[Entries from a dataset]
____________________

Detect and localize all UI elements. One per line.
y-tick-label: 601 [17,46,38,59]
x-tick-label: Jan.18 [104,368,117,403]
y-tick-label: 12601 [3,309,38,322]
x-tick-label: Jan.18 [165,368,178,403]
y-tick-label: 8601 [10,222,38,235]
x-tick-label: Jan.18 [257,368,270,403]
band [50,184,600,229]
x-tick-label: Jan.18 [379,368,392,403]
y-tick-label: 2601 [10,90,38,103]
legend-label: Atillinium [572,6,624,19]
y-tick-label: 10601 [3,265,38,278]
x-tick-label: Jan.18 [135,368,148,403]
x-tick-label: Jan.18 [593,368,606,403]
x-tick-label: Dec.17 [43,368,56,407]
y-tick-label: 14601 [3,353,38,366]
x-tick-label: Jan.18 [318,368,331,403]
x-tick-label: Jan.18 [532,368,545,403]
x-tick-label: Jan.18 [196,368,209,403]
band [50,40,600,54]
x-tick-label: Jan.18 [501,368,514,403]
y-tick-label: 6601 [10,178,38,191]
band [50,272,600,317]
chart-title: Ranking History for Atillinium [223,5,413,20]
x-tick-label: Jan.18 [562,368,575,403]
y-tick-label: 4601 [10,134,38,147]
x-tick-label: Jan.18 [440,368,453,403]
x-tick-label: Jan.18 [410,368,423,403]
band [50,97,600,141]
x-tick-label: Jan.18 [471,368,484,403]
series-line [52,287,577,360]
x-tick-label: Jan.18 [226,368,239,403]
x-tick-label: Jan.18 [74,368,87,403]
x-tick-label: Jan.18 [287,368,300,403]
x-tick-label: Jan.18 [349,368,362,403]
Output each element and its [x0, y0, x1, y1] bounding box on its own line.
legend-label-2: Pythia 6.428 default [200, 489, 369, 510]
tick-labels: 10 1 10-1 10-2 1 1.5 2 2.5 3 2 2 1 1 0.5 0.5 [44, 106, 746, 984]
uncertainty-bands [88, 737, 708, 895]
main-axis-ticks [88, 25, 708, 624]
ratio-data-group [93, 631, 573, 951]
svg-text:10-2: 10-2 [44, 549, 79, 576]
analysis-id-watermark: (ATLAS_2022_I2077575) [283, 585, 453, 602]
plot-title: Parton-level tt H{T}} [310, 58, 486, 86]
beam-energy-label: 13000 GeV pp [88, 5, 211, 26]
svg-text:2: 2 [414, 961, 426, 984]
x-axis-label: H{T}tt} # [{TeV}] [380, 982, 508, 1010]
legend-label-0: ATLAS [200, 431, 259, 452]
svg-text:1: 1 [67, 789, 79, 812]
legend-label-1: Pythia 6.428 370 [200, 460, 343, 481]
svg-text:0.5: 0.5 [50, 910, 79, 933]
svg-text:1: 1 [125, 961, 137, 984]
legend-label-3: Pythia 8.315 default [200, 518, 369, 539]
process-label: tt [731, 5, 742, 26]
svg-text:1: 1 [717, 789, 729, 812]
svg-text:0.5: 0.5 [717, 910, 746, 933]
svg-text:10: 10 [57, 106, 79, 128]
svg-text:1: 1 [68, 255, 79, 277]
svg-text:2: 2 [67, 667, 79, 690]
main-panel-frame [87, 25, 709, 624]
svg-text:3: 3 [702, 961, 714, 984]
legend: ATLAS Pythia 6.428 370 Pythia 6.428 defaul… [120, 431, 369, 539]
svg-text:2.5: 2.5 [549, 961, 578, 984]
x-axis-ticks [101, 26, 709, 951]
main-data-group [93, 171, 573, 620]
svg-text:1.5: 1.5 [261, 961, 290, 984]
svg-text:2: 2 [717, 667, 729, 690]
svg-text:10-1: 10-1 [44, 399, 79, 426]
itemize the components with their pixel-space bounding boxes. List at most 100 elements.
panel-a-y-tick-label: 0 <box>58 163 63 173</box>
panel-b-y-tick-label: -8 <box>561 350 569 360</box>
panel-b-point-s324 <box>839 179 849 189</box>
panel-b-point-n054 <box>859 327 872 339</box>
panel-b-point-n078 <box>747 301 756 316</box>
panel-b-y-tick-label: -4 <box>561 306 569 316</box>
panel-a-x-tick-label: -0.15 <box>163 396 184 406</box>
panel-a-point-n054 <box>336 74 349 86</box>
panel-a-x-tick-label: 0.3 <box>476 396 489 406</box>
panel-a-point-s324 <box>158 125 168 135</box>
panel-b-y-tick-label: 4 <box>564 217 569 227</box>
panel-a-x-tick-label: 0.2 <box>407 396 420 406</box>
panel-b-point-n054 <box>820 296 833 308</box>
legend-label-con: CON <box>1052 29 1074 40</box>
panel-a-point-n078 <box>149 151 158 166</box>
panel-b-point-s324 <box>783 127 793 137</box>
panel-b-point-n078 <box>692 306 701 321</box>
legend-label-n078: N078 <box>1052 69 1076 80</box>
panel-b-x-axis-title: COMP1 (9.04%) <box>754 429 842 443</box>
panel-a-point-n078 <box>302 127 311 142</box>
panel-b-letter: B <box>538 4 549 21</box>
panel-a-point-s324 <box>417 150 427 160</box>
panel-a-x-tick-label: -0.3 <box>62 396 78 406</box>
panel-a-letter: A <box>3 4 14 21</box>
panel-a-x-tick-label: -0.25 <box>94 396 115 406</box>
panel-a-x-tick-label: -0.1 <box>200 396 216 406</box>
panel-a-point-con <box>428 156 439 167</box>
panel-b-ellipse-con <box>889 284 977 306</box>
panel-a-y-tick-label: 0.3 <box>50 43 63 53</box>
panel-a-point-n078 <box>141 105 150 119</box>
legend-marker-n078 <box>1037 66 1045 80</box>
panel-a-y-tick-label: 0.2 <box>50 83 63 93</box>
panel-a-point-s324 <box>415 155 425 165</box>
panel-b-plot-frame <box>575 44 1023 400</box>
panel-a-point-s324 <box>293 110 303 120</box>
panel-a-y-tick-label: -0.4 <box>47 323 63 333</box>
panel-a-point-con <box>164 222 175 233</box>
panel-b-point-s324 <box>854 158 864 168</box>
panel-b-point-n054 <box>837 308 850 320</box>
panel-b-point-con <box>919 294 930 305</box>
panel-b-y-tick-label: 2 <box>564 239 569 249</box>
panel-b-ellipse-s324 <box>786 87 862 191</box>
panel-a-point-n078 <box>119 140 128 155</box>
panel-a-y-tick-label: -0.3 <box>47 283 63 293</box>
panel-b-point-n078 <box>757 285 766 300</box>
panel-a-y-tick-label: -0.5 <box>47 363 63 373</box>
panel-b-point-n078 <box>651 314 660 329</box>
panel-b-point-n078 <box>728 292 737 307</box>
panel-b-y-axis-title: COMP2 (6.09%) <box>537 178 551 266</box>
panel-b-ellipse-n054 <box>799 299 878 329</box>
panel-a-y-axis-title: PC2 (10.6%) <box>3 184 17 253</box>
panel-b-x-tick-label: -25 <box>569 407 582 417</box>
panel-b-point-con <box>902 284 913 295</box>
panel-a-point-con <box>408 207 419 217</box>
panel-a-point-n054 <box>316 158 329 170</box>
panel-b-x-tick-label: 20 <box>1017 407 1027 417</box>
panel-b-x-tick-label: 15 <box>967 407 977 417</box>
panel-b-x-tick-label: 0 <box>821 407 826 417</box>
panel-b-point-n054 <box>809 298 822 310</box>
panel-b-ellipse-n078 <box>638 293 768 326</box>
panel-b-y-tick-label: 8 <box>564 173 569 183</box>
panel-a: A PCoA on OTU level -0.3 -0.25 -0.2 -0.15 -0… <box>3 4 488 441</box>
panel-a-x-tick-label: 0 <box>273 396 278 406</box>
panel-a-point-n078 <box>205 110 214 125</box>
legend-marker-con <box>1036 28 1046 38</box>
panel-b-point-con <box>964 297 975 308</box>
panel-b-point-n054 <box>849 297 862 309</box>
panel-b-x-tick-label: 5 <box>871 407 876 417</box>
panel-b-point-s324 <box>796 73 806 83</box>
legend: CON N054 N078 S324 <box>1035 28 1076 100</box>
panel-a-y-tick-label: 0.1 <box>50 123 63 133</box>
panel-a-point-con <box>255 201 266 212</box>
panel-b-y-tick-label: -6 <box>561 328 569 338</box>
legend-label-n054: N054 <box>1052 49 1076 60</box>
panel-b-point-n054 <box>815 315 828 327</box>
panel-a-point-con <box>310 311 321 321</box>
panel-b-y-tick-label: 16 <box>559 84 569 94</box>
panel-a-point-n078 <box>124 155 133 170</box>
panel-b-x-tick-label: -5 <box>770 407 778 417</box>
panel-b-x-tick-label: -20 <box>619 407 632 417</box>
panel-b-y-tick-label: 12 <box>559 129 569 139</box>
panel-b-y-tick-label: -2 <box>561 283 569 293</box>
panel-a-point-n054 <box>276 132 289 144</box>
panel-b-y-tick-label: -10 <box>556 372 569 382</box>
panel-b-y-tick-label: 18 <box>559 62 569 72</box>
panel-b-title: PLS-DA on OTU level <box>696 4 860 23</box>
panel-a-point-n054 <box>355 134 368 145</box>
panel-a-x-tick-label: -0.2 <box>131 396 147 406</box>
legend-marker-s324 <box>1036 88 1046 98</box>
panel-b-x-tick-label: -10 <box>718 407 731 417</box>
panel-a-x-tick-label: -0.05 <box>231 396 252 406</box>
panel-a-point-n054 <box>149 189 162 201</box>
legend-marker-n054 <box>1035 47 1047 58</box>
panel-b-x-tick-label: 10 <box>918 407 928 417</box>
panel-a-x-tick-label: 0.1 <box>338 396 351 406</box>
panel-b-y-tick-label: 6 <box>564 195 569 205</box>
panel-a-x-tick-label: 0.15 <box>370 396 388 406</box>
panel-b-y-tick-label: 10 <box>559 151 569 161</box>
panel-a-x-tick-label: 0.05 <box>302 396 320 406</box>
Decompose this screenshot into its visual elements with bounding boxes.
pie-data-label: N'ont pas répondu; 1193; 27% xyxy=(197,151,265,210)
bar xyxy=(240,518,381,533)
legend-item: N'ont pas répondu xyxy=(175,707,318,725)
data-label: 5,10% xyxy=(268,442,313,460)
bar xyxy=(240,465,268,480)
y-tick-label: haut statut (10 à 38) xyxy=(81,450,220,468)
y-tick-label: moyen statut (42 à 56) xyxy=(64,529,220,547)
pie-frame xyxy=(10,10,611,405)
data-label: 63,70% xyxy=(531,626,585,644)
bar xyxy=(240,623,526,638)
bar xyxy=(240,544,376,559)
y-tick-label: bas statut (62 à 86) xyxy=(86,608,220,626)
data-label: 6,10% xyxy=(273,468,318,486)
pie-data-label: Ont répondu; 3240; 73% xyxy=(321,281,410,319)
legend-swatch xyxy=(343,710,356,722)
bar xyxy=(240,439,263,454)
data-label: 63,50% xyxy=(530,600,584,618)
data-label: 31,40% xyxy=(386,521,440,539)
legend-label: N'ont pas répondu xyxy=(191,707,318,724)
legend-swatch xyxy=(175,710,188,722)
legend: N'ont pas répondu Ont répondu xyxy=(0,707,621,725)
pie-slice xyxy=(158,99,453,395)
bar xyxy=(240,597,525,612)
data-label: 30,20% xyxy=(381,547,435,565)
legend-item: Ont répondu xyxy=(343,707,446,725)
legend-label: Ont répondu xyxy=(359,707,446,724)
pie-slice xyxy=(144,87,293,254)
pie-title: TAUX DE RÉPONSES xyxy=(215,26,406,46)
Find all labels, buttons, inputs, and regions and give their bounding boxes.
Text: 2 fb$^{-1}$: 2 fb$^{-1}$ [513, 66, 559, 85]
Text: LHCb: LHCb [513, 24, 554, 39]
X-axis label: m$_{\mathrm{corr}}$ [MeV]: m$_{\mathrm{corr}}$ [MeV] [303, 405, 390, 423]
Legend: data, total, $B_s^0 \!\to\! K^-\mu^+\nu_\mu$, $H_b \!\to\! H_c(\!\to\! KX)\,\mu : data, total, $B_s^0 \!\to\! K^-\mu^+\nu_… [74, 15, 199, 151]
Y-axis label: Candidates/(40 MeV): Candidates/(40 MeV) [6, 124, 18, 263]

____________________

> [The problem]: Copy the records word for word, starting from their first line and ending with the line that contains "x-tick-label: Jan.18 [593,368,606,403]", both included.

> [Result below]:
Detect and localize all UI elements. One per line.
y-tick-label: 601 [17,46,38,59]
x-tick-label: Jan.18 [104,368,117,403]
y-tick-label: 12601 [3,309,38,322]
x-tick-label: Jan.18 [165,368,178,403]
y-tick-label: 8601 [10,222,38,235]
x-tick-label: Jan.18 [257,368,270,403]
band [50,184,600,229]
x-tick-label: Jan.18 [379,368,392,403]
y-tick-label: 2601 [10,90,38,103]
legend-label: Atillinium [572,6,624,19]
y-tick-label: 10601 [3,265,38,278]
x-tick-label: Jan.18 [135,368,148,403]
x-tick-label: Jan.18 [593,368,606,403]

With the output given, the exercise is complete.